In the data that follows, count each line holding the string "Fakültesi"; answer with the number only.
* Begin INFORMATION GIVEN *
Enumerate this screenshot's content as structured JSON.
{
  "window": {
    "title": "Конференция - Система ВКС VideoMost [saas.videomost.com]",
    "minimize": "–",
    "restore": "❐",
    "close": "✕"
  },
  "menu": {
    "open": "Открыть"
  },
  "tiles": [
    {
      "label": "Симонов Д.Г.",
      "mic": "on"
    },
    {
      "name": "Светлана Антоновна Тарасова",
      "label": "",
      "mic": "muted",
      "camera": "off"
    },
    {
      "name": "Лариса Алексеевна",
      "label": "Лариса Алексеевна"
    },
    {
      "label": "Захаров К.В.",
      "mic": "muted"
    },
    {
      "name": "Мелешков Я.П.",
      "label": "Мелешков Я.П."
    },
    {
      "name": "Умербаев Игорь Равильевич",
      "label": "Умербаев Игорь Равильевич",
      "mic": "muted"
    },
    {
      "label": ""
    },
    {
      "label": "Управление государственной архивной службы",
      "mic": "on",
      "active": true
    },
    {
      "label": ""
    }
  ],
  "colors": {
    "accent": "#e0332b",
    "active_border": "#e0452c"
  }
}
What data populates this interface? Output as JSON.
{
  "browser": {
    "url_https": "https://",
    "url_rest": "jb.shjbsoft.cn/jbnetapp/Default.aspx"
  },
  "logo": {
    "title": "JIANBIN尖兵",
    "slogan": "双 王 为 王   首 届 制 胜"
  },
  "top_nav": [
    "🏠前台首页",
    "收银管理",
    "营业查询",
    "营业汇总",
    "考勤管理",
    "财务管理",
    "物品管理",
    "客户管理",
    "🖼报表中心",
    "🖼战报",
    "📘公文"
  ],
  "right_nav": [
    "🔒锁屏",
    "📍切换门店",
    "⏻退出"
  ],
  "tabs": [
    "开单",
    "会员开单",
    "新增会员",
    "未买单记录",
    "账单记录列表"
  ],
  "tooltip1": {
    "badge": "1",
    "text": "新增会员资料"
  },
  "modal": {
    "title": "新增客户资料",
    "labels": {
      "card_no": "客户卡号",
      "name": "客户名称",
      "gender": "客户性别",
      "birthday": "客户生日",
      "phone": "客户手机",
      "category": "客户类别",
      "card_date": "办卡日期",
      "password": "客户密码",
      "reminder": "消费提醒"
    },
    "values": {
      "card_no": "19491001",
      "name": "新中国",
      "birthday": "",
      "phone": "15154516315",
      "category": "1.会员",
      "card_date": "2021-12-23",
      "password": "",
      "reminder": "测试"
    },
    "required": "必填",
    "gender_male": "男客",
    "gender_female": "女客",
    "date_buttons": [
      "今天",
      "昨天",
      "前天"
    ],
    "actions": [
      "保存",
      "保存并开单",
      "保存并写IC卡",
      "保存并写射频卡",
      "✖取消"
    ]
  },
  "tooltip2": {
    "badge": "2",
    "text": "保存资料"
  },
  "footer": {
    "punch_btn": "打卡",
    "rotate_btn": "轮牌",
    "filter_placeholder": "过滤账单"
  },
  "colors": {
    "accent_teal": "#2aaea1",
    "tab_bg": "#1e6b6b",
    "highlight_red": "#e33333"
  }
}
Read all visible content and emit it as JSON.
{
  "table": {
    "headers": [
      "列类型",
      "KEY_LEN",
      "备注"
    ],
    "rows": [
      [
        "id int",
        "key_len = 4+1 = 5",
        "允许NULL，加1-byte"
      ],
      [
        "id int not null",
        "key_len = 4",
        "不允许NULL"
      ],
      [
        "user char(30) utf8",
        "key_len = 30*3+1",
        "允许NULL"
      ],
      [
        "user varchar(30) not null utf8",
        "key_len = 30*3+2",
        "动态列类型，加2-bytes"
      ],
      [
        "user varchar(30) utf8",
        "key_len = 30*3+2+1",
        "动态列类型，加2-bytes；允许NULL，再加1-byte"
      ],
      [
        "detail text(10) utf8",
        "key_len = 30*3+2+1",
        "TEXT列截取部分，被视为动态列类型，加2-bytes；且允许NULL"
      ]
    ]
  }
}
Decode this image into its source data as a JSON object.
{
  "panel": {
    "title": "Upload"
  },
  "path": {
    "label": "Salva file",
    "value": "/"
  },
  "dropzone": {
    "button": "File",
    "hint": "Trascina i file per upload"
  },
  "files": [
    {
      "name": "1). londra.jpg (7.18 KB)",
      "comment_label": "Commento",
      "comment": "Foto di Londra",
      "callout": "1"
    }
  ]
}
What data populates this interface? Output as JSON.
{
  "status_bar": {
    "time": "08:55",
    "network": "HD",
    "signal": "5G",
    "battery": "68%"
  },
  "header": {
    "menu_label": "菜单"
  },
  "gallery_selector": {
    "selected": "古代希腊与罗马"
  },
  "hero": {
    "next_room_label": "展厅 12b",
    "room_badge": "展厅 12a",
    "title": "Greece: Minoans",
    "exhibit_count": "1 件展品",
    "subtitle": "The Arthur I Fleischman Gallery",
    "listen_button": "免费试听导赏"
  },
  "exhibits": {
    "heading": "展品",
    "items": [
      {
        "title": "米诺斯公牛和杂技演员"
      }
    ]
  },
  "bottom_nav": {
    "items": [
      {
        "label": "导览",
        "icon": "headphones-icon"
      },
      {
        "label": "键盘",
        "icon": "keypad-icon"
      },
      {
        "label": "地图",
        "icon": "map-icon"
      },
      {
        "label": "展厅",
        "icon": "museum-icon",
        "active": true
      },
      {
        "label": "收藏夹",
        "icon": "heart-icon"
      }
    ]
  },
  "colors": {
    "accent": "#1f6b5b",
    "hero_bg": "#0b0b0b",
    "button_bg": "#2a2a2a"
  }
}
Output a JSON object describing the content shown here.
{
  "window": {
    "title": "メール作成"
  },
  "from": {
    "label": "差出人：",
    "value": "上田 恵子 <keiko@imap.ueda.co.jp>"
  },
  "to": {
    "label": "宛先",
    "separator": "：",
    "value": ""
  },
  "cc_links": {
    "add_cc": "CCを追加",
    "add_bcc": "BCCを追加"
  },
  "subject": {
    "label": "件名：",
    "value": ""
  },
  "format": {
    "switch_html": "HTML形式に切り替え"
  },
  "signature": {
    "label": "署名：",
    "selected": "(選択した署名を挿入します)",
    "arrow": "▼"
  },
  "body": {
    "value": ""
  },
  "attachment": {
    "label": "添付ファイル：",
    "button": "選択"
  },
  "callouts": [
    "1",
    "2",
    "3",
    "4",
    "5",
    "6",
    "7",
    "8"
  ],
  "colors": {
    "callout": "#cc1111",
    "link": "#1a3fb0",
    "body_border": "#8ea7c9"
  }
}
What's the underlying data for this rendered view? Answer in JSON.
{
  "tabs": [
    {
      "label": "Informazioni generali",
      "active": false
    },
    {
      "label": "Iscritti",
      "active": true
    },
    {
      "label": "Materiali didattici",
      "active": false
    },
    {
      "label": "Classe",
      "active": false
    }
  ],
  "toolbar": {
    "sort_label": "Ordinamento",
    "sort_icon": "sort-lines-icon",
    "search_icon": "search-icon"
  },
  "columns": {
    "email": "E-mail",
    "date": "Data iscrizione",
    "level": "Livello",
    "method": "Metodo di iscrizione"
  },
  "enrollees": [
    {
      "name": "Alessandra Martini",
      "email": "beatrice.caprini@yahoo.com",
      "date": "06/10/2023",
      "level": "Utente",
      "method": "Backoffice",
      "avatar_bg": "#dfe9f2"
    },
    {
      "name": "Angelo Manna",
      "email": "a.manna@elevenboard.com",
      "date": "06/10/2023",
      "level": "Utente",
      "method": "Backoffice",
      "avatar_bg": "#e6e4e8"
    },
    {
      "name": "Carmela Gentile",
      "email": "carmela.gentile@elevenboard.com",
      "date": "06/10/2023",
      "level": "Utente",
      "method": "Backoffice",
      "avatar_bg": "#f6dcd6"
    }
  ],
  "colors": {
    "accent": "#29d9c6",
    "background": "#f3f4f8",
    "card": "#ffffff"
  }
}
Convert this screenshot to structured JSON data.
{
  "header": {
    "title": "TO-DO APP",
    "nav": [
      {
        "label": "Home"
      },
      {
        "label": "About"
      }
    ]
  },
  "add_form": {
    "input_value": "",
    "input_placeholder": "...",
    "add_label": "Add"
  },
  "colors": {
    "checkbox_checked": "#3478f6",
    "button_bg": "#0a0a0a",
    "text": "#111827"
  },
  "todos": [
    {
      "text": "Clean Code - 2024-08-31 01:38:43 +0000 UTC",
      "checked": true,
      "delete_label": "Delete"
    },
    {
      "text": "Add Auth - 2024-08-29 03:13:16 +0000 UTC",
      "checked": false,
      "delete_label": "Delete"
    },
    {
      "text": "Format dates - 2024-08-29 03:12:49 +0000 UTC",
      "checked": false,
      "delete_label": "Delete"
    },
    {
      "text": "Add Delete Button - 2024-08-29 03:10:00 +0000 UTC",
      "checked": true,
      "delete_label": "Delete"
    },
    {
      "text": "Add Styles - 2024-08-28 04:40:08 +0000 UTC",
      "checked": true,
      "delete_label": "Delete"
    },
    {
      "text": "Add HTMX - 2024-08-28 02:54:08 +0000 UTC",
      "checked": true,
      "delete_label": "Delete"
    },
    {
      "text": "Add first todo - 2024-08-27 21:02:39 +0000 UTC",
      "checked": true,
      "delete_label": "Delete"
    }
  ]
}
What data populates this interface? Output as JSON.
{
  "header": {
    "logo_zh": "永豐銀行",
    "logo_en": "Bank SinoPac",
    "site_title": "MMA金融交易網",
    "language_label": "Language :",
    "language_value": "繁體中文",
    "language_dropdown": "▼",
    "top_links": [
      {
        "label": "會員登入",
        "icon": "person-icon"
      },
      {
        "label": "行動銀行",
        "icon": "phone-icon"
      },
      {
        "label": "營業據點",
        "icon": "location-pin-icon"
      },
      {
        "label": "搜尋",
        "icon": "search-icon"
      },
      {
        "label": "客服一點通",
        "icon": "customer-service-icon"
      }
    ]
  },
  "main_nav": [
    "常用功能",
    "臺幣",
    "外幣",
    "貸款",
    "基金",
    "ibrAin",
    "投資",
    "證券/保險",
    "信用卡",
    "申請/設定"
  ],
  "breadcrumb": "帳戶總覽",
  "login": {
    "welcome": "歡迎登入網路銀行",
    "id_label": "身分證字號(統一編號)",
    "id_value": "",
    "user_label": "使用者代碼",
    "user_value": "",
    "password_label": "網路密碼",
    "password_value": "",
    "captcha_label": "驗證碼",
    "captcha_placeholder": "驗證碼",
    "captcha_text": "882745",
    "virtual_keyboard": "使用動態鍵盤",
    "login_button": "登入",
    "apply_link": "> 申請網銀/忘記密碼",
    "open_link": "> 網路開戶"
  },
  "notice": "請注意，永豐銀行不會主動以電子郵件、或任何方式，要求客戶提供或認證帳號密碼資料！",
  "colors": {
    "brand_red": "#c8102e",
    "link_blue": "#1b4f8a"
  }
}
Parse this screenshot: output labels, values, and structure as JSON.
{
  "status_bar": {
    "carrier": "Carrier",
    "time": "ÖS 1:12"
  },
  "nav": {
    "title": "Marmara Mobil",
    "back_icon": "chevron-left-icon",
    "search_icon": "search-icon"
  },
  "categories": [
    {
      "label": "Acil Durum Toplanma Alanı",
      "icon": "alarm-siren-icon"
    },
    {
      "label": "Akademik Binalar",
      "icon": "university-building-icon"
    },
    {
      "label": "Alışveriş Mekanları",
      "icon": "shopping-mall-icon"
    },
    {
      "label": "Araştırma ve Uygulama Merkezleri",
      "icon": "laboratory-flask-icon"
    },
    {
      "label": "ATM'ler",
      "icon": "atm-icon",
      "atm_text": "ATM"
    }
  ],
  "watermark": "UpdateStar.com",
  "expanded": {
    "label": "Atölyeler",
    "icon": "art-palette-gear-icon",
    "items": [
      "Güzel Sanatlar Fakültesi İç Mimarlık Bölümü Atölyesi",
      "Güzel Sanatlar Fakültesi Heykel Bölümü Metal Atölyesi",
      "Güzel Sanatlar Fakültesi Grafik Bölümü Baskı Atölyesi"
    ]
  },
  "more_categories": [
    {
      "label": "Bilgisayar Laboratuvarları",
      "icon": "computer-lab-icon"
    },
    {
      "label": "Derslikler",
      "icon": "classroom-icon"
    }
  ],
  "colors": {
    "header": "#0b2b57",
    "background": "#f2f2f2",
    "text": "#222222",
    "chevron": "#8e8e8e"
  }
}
* End INFORMATION GIVEN *
> RESULT OF THIS EXERCISE: 3